--- start Supplied entries ---

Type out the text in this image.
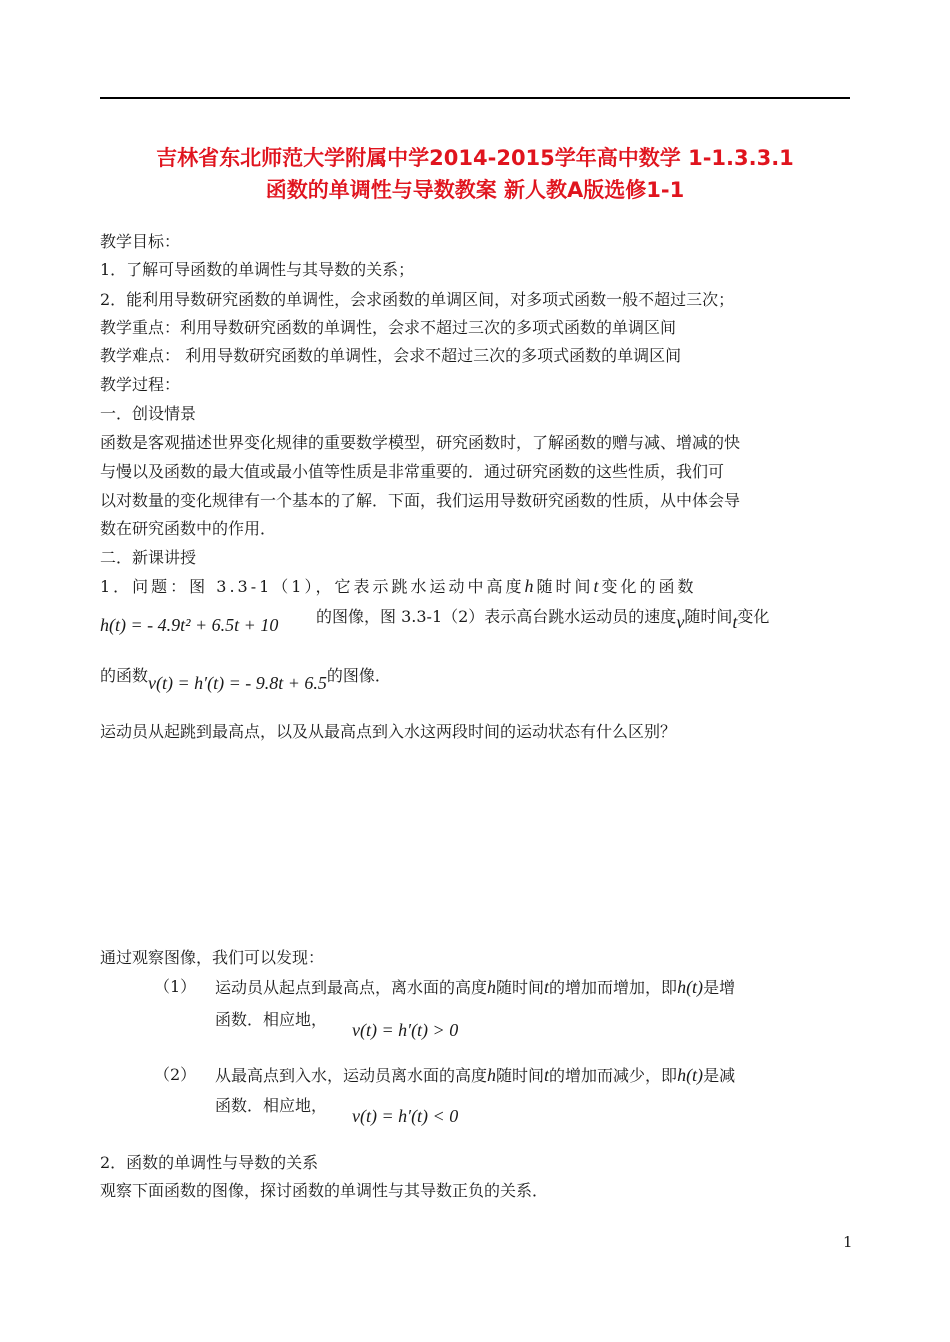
吉林省东北师范大学附属中学2014-2015学年高中数学 1-1.3.3.1
函数的单调性与导数教案 新人教A版选修1-1
教学目标：
1．了解可导函数的单调性与其导数的关系；
2．能利用导数研究函数的单调性，会求函数的单调区间，对多项式函数一般不超过三次；
教学重点：利用导数研究函数的单调性，会求不超过三次的多项式函数的单调区间
教学难点： 利用导数研究函数的单调性，会求不超过三次的多项式函数的单调区间
教学过程：
一．创设情景
函数是客观描述世界变化规律的重要数学模型，研究函数时，了解函数的赠与减、增减的快
与慢以及函数的最大值或最小值等性质是非常重要的．通过研究函数的这些性质，我们可
以对数量的变化规律有一个基本的了解．下面，我们运用导数研究函数的性质，从中体会导
数在研究函数中的作用．
二．新课讲授
1．问题：图 3.3-1（1），它表示跳水运动中高度h随时间t变化的函数
h(t) = - 4.9t² + 6.5t + 10 的图像，图 3.3-1（2）表示高台跳水运动员的速度v随时间t变化
的函数v(t) = h′(t) = - 9.8t + 6.5的图像．
运动员从起跳到最高点，以及从最高点到入水这两段时间的运动状态有什么区别？
通过观察图像，我们可以发现：
（1） 运动员从起点到最高点，离水面的高度h随时间t的增加而增加，即h(t)是增
函数．相应地，
v(t) = h′(t) > 0
（2） 从最高点到入水，运动员离水面的高度h随时间t的增加而减少，即h(t)是减
函数．相应地，
v(t) = h′(t) < 0
2．函数的单调性与导数的关系
观察下面函数的图像，探讨函数的单调性与其导数正负的关系．
1
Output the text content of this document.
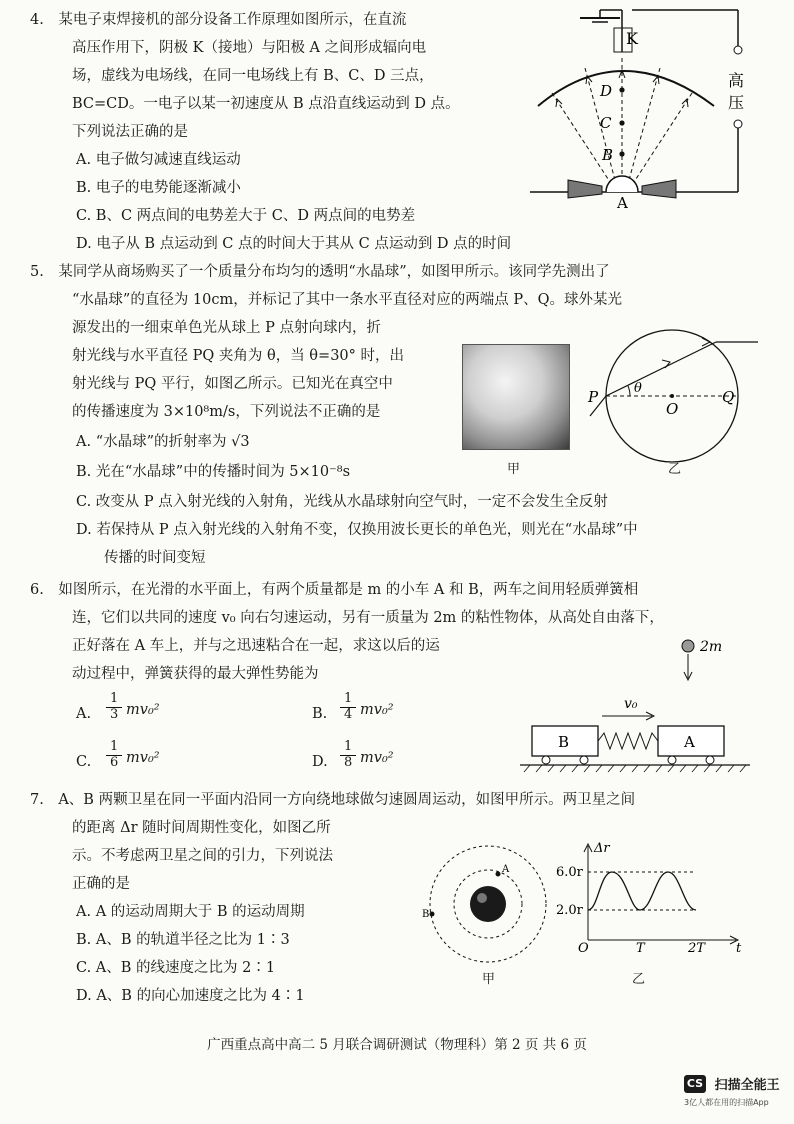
4.　某电子束焊接机的部分设备工作原理如图所示，在直流
高压作用下，阴极 K（接地）与阳极 A 之间形成辐向电
场，虚线为电场线，在同一电场线上有 B、C、D 三点，
BC=CD。一电子以某一初速度从 B 点沿直线运动到 D 点。
下列说法正确的是
A. 电子做匀减速直线运动
B. 电子的电势能逐渐减小
C. B、C 两点间的电势差大于 C、D 两点间的电势差
D. 电子从 B 点运动到 C 点的时间大于其从 C 点运动到 D 点的时间
K
高
压
D
C
B
A
5.　某同学从商场购买了一个质量分布均匀的透明“水晶球”，如图甲所示。该同学先测出了
“水晶球”的直径为 10cm，并标记了其中一条水平直径对应的两端点 P、Q。球外某光
源发出的一细束单色光从球上 P 点射向球内，折
射光线与水平直径 PQ 夹角为 θ，当 θ=30° 时，出
射光线与 PQ 平行，如图乙所示。已知光在真空中
的传播速度为 3×10⁸m/s，下列说法不正确的是
A. “水晶球”的折射率为 √3
B. 光在“水晶球”中的传播时间为 5×10⁻⁸s
C. 改变从 P 点入射光线的入射角，光线从水晶球射向空气时，一定不会发生全反射
D. 若保持从 P 点入射光线的入射角不变，仅换用波长更长的单色光，则光在“水晶球”中
传播的时间变短
甲
θ
P
O
Q
乙
6.　如图所示，在光滑的水平面上，有两个质量都是 m 的小车 A 和 B，两车之间用轻质弹簧相
连，它们以共同的速度 v₀ 向右匀速运动，另有一质量为 2m 的粘性物体，从高处自由落下，
正好落在 A 车上，并与之迅速粘合在一起，求这以后的运
动过程中，弹簧获得的最大弹性势能为
A.
1
3 mv₀²	B.
1
4 mv₀²
C.
1
6 mv₀²	D.
1
8 mv₀²
2m
v₀
B	A
7.　A、B 两颗卫星在同一平面内沿同一方向绕地球做匀速圆周运动，如图甲所示。两卫星之间
的距离 Δr 随时间周期性变化，如图乙所
示。不考虑两卫星之间的引力，下列说法
正确的是
A. A 的运动周期大于 B 的运动周期
B. A、B 的轨道半径之比为 1∶3
C. A、B 的线速度之比为 2∶1
D. A、B 的向心加速度之比为 4∶1
A
B
甲
Δr
6.0r
2.0r
O	T	2T t
乙
广西重点高中高二 5 月联合调研测试（物理科）第 2 页 共 6 页
CS 扫描全能王
3亿人都在用的扫描App
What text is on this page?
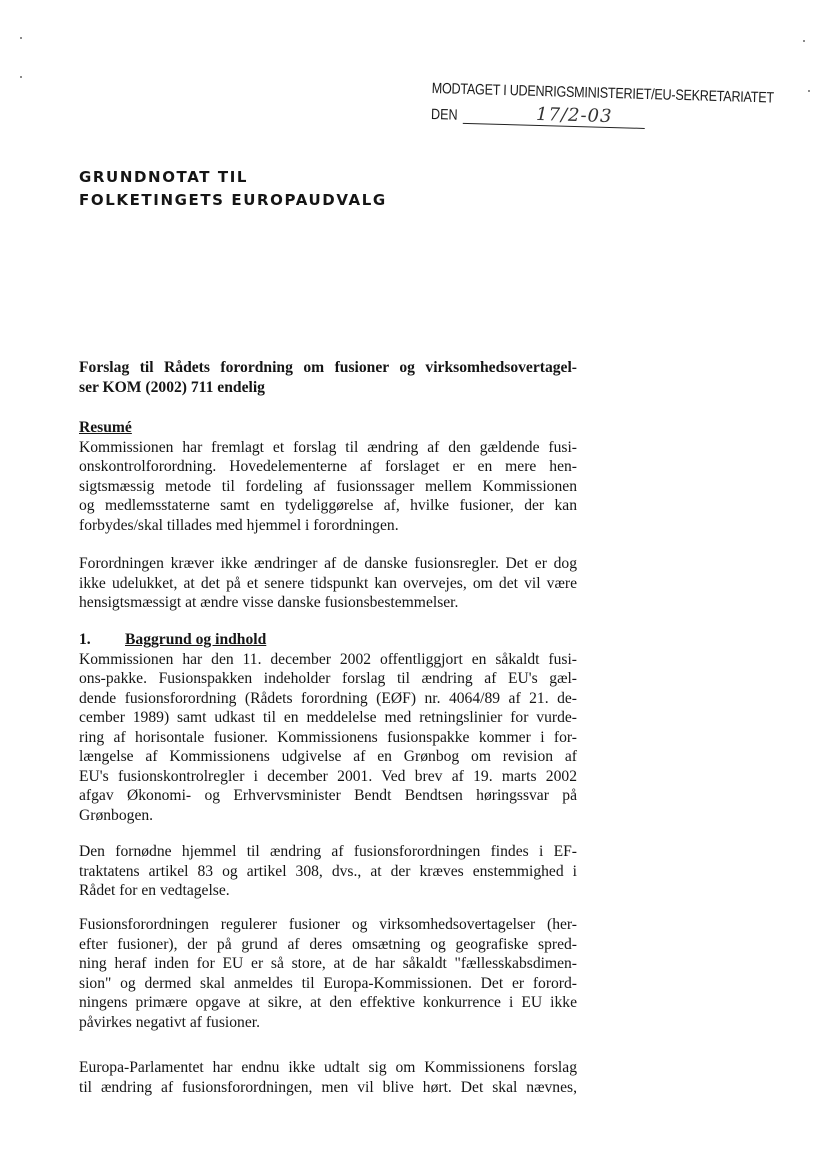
MODTAGET I UDENRIGSMINISTERIET/EU-SEKRETARIATET
DEN	17/2-03
GRUNDNOTAT TIL
FOLKETINGETS EUROPAUDVALG
Forslag til Rådets forordning om fusioner og virksomhedsovertagel-
ser KOM (2002) 711 endelig
Resumé
Kommissionen har fremlagt et forslag til ændring af den gældende fusi-
onskontrolforordning. Hovedelementerne af forslaget er en mere hen-
sigtsmæssig metode til fordeling af fusionssager mellem Kommissionen
og medlemsstaterne samt en tydeliggørelse af, hvilke fusioner, der kan
forbydes/skal tillades med hjemmel i forordningen.
Forordningen kræver ikke ændringer af de danske fusionsregler. Det er dog
ikke udelukket, at det på et senere tidspunkt kan overvejes, om det vil være
hensigtsmæssigt at ændre visse danske fusionsbestemmelser.
1. Baggrund og indhold
Kommissionen har den 11. december 2002 offentliggjort en såkaldt fusi-
ons-pakke. Fusionspakken indeholder forslag til ændring af EU's gæl-
dende fusionsforordning (Rådets forordning (EØF) nr. 4064/89 af 21. de-
cember 1989) samt udkast til en meddelelse med retningslinier for vurde-
ring af horisontale fusioner. Kommissionens fusionspakke kommer i for-
længelse af Kommissionens udgivelse af en Grønbog om revision af
EU's fusionskontrolregler i december 2001. Ved brev af 19. marts 2002
afgav Økonomi- og Erhvervsminister Bendt Bendtsen høringssvar på
Grønbogen.
Den fornødne hjemmel til ændring af fusionsforordningen findes i EF-
traktatens artikel 83 og artikel 308, dvs., at der kræves enstemmighed i
Rådet for en vedtagelse.
Fusionsforordningen regulerer fusioner og virksomhedsovertagelser (her-
efter fusioner), der på grund af deres omsætning og geografiske spred-
ning heraf inden for EU er så store, at de har såkaldt "fællesskabsdimen-
sion" og dermed skal anmeldes til Europa-Kommissionen. Det er forord-
ningens primære opgave at sikre, at den effektive konkurrence i EU ikke
påvirkes negativt af fusioner.
Europa-Parlamentet har endnu ikke udtalt sig om Kommissionens forslag
til ændring af fusionsforordningen, men vil blive hørt. Det skal nævnes,
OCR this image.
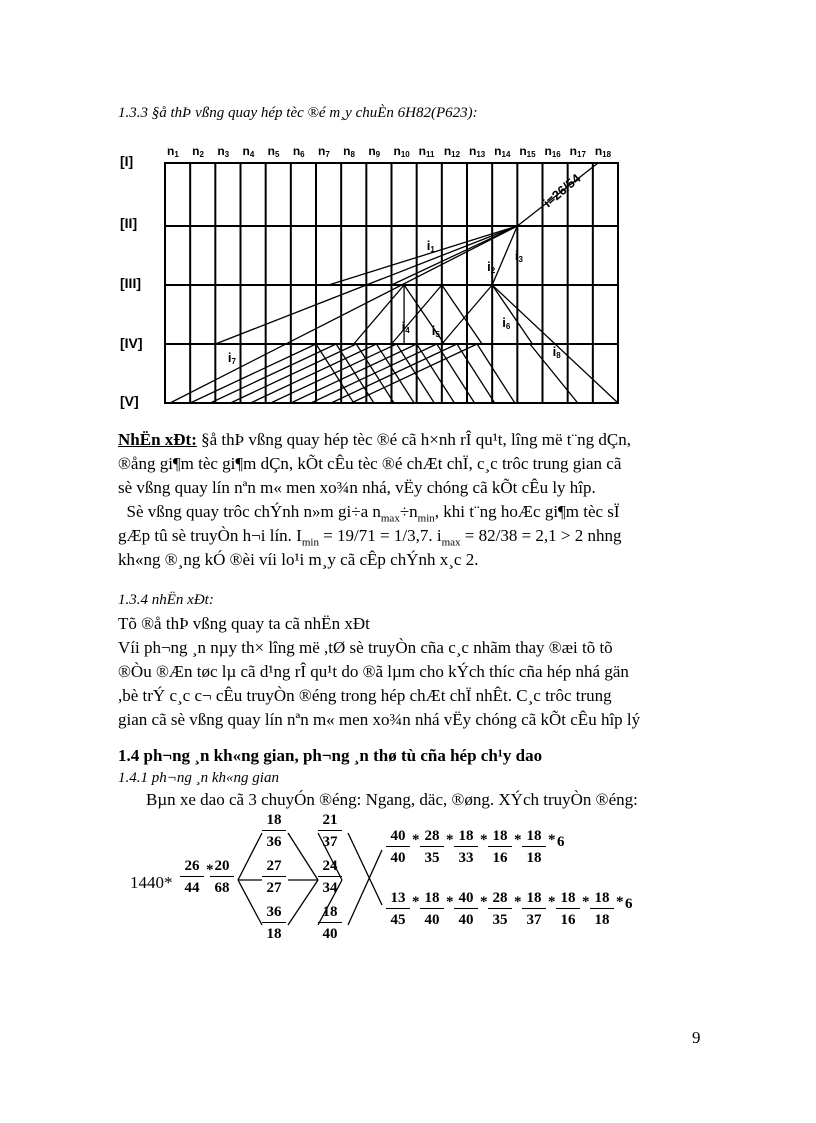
1.3.3 §å thÞ vßng quay hép tèc ®é m¸y chuÈn 6H82(P623):
n1 n2 n3 n4 n5 n6 n7 n8 n9 n10 n11 n12 n13 n14 n15 n16 n17 n18
[I]
[II]
[III]
[IV]
[V]
i=26/54
i1
i2
i3
i4 i5
i6
i7
i8
NhËn xÐt: §å thÞ vßng quay hép tèc ®é cã h×nh rÎ qu¹t, lîng më t¨ng dÇn,
®ång gi¶m tèc gi¶m dÇn, kÕt cÊu tèc ®é chÆt chÏ, c¸c trôc trung gian cã
sè vßng quay lín nªn m« men xo¾n nhá, vËy chóng cã kÕt cÊu ly hîp.
Sè vßng quay trôc chÝnh n»m gi÷a $n_{max}\div n_{min}$, khi t¨ng hoÆc gi¶m tèc sÏ
gÆp tû sè truyÒn h¬i lín. $I_{min} = 19/71 = 1/3,7$. $i_{max} = 82/38 = 2,1 > 2$ nhng
kh«ng ®¸ng kÓ ®èi víi lo¹i m¸y cã cÊp chÝnh x¸c 2.
1.3.4 nhËn xÐt:
Tõ ®å thÞ vßng quay ta cã nhËn xÐt
Víi ph¬ng ¸n nµy th× lîng më ,tØ sè truyÒn cña c¸c nhãm thay ®æi tõ tõ
®Òu ®Æn tøc lµ cã d¹ng rÎ qu¹t do ®ã lµm cho kÝch thíc cña hép nhá gän
,bè trÝ c¸c c¬ cÊu truyÒn ®éng trong hép chÆt chÏ nhÊt. C¸c trôc trung
gian cã sè vßng quay lín nªn m« men xo¾n nhá vËy chóng cã kÕt cÊu hîp lý
1.4 ph¬ng ¸n kh«ng gian, ph¬ng ¸n thø tù cña hép ch¹y dao
1.4.1 ph¬ng ¸n kh«ng gian
Bµn xe dao cã 3 chuyÓn ®éng: Ngang, däc, ®øng. XÝch truyÒn ®éng:
1440*
26
44
* 20
68
18
36
27
27
36
18
21
37
24
34
18
40
40
40
* 28
35
* 18
33
* 18
16
* 18
18
* 6
13
45
* 18
40
* 40
40
* 28
35
* 18
37
* 18
16
* 18
18
* 6
9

--- end Supplied entries ---

> _Exercise requirements_: Write out every line of the preceding listing that contains "chÝnh".

> _Result of this exercise_:
Sè vßng quay trôc chÝnh n»m gi÷a $n_{max}\div n_{min}$, khi t¨ng hoÆc gi¶m tèc sÏ
kh«ng ®¸ng kÓ ®èi víi lo¹i m¸y cã cÊp chÝnh x¸c 2.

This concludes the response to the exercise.